───── Supplied text ─────
I’m definitely not claiming that this is an authentic recipe. It is something I put together based on the ingredients listed on ready-to-eat tins and from my experiences eating the dish at hotels several times over. The black-eyed peas (also called ‘cowpeas’) make for a great (and cheaper) substitute for white beans, and I think the dish tastes just as lovely made at home as the ones I have had while on vacations.

Monsoon treats for the Shhh Cooking Secretly Challenge

I am sharing this recipe in association with the Shhh Cooking Secretly Challenge.

The Shhh Cooking Secretly Challenge is undertaken by a group of passionate food bloggers, who share recipes based on a pre-determined theme every month. Group members are paired together every month, with each pair exchanging two ingredients secretly. These two ingredients are then used by each pair to create a dish that fits the month’s theme.

The group theme for July was ‘Monsoon Treats’, wherein members are sharing dishes that are best eaten hot during the rainy season. It was Shobha ji, author of Shobha’s Food Mazaa, suggested the theme the month. I am loving the healthy Drumstick Soup that Shobha ji has shared for the theme – can’t wait to try it out!

For the July theme, I was paired with Mayuri ji, the very talented blogger behind Mayuri’s Jikoni. She prepared this beautiful Warm Mexican Corn Salad for the theme. Mayuri ji suggested that I use tomato and garlic to create my dish, and I decided to use them to make my beloved Baked Beans.

How to make baked beans from scratch

Here is how I go about it. It is a simple proceedure that does not require too much time.

Ingredients (serves 3-4):

1. 1 cup dry black-eyed peas

2. 4 medium-sized tomatoes

3. 1 medium-sized onion

4. 5-6 cloves of garlic

5. A finger of butter

6. 1-1/2 tablespoons cornflour

7. Salt to taste

8. Red chilli powder to taste

9. 3/4 tablespoon jaggery powder

10. Dried Italian herbs as needed

11. 2 tablespoons tomato ketchup

Method:

Top left and right: Steps 1 and 2, Below top right: Step 3, Bottom left and right: Step 4

1. Soak the black-eyed peas in enough water for 8-10 hours or overnight. When they are done soaking, drain out all the water from them.

2. Transfer the drained black-eyed peas to a wide vessel. Add in about 1-1/2 cups of water – the level of the water should be about an inch higher than the peas. Place the vessel in a pressure cooker. Pressure cook on high flame for about 4 whistles. Let the pressure release naturally.

3. Peel the garlic cloves and onion. Chop the garlic and onion finely. Keep aside.

4. Chop the tomatoes roughly. Grind into a fine puree. Keep aside.
─────
#### [Exercise instructions]
Pick up the baked beans recipe above right after its last sentence and continue it.
───── Dataset extract ─────
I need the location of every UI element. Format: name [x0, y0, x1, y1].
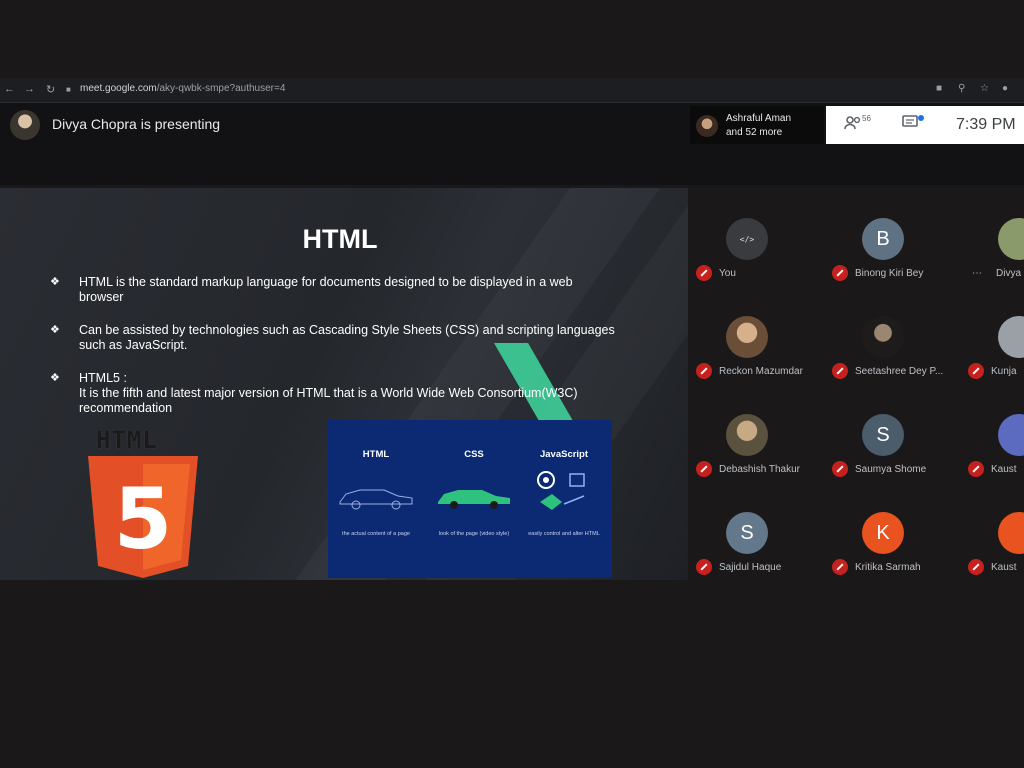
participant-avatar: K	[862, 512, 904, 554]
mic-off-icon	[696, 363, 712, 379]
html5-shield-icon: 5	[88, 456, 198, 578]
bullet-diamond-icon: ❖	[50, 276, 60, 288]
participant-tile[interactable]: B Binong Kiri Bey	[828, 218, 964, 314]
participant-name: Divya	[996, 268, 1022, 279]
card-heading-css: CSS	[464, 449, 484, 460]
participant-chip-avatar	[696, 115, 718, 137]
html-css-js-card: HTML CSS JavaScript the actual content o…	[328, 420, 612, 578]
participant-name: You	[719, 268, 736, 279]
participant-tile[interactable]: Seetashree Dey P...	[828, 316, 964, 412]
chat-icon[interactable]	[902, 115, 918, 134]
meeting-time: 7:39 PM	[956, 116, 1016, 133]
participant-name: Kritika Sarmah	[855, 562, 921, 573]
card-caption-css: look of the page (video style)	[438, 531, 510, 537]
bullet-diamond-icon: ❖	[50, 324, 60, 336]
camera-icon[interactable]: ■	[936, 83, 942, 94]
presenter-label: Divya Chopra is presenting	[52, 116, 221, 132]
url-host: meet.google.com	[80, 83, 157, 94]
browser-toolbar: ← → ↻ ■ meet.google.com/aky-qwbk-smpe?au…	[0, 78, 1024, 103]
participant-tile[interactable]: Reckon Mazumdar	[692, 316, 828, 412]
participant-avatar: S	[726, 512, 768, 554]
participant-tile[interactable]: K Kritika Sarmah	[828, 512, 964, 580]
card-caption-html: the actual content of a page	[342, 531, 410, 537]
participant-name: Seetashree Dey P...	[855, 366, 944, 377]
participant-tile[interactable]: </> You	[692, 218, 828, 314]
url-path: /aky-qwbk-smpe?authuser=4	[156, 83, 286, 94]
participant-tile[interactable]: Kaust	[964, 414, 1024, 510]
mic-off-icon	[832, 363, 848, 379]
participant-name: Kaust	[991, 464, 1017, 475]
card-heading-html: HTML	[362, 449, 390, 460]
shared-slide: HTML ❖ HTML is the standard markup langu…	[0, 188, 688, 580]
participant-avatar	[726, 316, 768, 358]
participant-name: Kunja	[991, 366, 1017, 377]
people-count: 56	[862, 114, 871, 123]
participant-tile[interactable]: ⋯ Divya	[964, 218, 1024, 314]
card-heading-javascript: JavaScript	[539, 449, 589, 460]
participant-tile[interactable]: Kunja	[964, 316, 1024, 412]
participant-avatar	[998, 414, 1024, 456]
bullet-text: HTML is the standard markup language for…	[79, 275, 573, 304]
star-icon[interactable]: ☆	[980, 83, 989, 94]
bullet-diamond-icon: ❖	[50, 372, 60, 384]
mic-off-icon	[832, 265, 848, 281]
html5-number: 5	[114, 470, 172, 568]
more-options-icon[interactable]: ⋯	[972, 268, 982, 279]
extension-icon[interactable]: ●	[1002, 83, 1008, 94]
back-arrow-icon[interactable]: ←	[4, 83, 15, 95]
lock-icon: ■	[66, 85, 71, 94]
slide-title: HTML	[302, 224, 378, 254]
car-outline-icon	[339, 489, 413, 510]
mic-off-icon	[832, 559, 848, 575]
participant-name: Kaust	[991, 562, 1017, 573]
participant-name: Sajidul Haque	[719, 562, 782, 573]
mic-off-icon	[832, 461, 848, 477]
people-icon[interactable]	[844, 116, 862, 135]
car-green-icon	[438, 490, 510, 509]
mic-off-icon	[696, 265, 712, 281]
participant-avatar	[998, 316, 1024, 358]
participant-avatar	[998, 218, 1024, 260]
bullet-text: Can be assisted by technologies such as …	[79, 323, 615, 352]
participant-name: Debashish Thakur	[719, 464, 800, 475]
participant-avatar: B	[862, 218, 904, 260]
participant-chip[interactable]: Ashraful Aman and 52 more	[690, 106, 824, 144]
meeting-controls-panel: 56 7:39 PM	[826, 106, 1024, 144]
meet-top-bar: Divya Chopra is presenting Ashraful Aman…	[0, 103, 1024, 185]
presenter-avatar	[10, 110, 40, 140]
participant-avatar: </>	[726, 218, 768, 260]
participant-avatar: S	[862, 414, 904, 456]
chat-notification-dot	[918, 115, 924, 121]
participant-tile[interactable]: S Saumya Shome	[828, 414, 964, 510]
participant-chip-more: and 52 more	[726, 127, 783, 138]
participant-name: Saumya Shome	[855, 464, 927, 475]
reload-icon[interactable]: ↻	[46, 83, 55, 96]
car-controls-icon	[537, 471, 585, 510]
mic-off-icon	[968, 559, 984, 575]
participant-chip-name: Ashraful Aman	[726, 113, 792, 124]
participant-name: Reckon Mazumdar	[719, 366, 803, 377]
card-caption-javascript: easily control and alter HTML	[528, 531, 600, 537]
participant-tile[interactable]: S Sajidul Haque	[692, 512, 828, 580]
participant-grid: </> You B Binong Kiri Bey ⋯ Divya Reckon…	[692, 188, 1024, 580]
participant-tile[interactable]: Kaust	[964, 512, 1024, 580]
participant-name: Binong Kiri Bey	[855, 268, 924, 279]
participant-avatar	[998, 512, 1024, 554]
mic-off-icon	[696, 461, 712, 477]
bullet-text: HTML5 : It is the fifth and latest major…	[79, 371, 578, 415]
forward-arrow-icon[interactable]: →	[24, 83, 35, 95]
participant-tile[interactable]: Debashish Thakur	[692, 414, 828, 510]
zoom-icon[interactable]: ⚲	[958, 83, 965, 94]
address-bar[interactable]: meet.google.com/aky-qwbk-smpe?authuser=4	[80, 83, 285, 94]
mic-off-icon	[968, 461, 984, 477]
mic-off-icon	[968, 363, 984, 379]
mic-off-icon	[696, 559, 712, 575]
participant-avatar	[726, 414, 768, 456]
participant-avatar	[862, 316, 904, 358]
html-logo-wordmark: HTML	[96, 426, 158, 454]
─────
#### [Expected answer]
Top left: Step 5, Bottom left and top right: Step 6, Below top right: Step 7, Bottom right: Step 8

5. Take the cornflour in a small cup and add in about 2 tablespoons of water. Mix to make a lump-free slurry. Keep aside.

6. Heat the butter in a heavy-bottomed pan. Add the finely chopped onion and garlic. Saute on medium flame till the onion starts browning.

7. Add in the tomato puree, still keeping the flame at medium. Add in a little salt. Cook on medium flame for 4-5 minutes or till the raw smell of the tomatoes goes away. Add salt and red chilli powder to taste.

8. Add in the cooked black-eyed peas, along with the water they were cooked in.

Top left and right: Steps 9 and 10, Below top right: The baked beans thickened up, Bottom left and right: Step 11

9. Add jaggery powder. Mix well. Cook on medium flame for about 2 minutes.

10. Add in the cornflour slurry, stirring constantly. Continue to cook on medium flame for 2-3 more minutes or till the mixture thickens. If it gets too thick, add a little water. Switch off gas when the mixture is still a little runny, as it thickens up further later.

11. Mix in the dried Italian herbs and tomato ketchup. The Baked Beans are ready. Serve hot with toasted bread.

Tips & Tricks

1. I have used black-eyed peas, also called cowpeas, instead of the white beans typically used in this dish. Some varieties of black-eyed beans cook really fast, while some take longer. You might need to experiment with cooking times to figure out exactly how long. These beans I had took 4 whistles on a high flame after overnight soaking.

2. Remember that the beans need to be cooked through but not overly mushy. Overcooked beans might spoil the taste of the dish.

3. You may use fresh black-eyed peas (or any other variety of beans) instead of the dried ones I have used here. In that case, no soaking is required. Just cook the fresh beans directly.

4. I have used country (Nati) tomatoes here, instead of the ‘farmed’ version. I like the light sour taste they impart to the dish. If you don’t find country tomatoes, you may use regular farmed ones instead.

5. I have used onions here, instead of which you may use onion powder. I prefer finely chopped onions.

6. I have used red chilli powder here, instead of which you may use paprika (or smoked paprika). Adjust the quantity you use as per personal taste preferences.

7. I have used dried Italian herbs by Keya as we love it in this dish. To make an Indianised version, you may add a bit of roasted cumin and coriander powder or a dash of garam masala. Some even add in soya sauce or Worcestershire sauce, both of which I don’t use.

8. Sugar can be used instead of the jaggery I have used here. Adjust the quantity as per personal taste preferences.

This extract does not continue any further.